• _TASK REQUIREMENTS_:
Assemble all lines in which the string "Matrix" appears.

Figure collection entries
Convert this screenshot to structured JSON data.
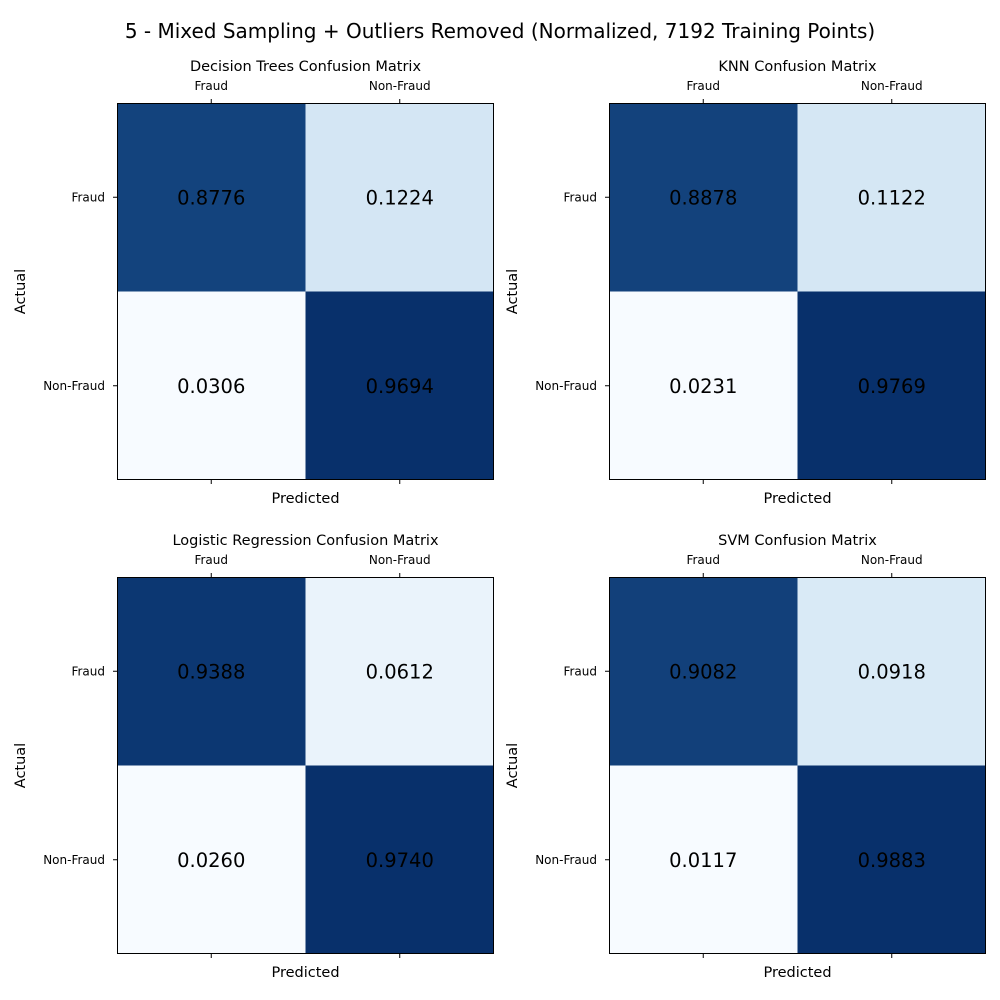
{
  "figure": {
    "suptitle": "5 - Mixed Sampling + Outliers Removed (Normalized, 7192 Training Points)"
  },
  "colors": {
    "cmap_low": "#f7fbff",
    "cmap_high": "#08306b",
    "text": "#000000"
  },
  "chart_data": [
    {
      "type": "heatmap",
      "title": "Decision Trees Confusion Matrix",
      "xlabel": "Predicted",
      "ylabel": "Actual",
      "x_categories": [
        "Fraud",
        "Non-Fraud"
      ],
      "y_categories": [
        "Fraud",
        "Non-Fraud"
      ],
      "values": [
        [
          0.8776,
          0.1224
        ],
        [
          0.0306,
          0.9694
        ]
      ],
      "labels": [
        [
          "0.8776",
          "0.1224"
        ],
        [
          "0.0306",
          "0.9694"
        ]
      ],
      "colormap": "Blues",
      "x_ticks_position": "top"
    },
    {
      "type": "heatmap",
      "title": "KNN Confusion Matrix",
      "xlabel": "Predicted",
      "ylabel": "Actual",
      "x_categories": [
        "Fraud",
        "Non-Fraud"
      ],
      "y_categories": [
        "Fraud",
        "Non-Fraud"
      ],
      "values": [
        [
          0.8878,
          0.1122
        ],
        [
          0.0231,
          0.9769
        ]
      ],
      "labels": [
        [
          "0.8878",
          "0.1122"
        ],
        [
          "0.0231",
          "0.9769"
        ]
      ],
      "colormap": "Blues",
      "x_ticks_position": "top"
    },
    {
      "type": "heatmap",
      "title": "Logistic Regression Confusion Matrix",
      "xlabel": "Predicted",
      "ylabel": "Actual",
      "x_categories": [
        "Fraud",
        "Non-Fraud"
      ],
      "y_categories": [
        "Fraud",
        "Non-Fraud"
      ],
      "values": [
        [
          0.9388,
          0.0612
        ],
        [
          0.026,
          0.974
        ]
      ],
      "labels": [
        [
          "0.9388",
          "0.0612"
        ],
        [
          "0.0260",
          "0.9740"
        ]
      ],
      "colormap": "Blues",
      "x_ticks_position": "top"
    },
    {
      "type": "heatmap",
      "title": "SVM Confusion Matrix",
      "xlabel": "Predicted",
      "ylabel": "Actual",
      "x_categories": [
        "Fraud",
        "Non-Fraud"
      ],
      "y_categories": [
        "Fraud",
        "Non-Fraud"
      ],
      "values": [
        [
          0.9082,
          0.0918
        ],
        [
          0.0117,
          0.9883
        ]
      ],
      "labels": [
        [
          "0.9082",
          "0.0918"
        ],
        [
          "0.0117",
          "0.9883"
        ]
      ],
      "colormap": "Blues",
      "x_ticks_position": "top"
    }
  ]
}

• _EXERCISE RESPONSE_:
      "title": "Decision Trees Confusion Matrix",
      "title": "KNN Confusion Matrix",
      "title": "Logistic Regression Confusion Matrix",
      "title": "SVM Confusion Matrix",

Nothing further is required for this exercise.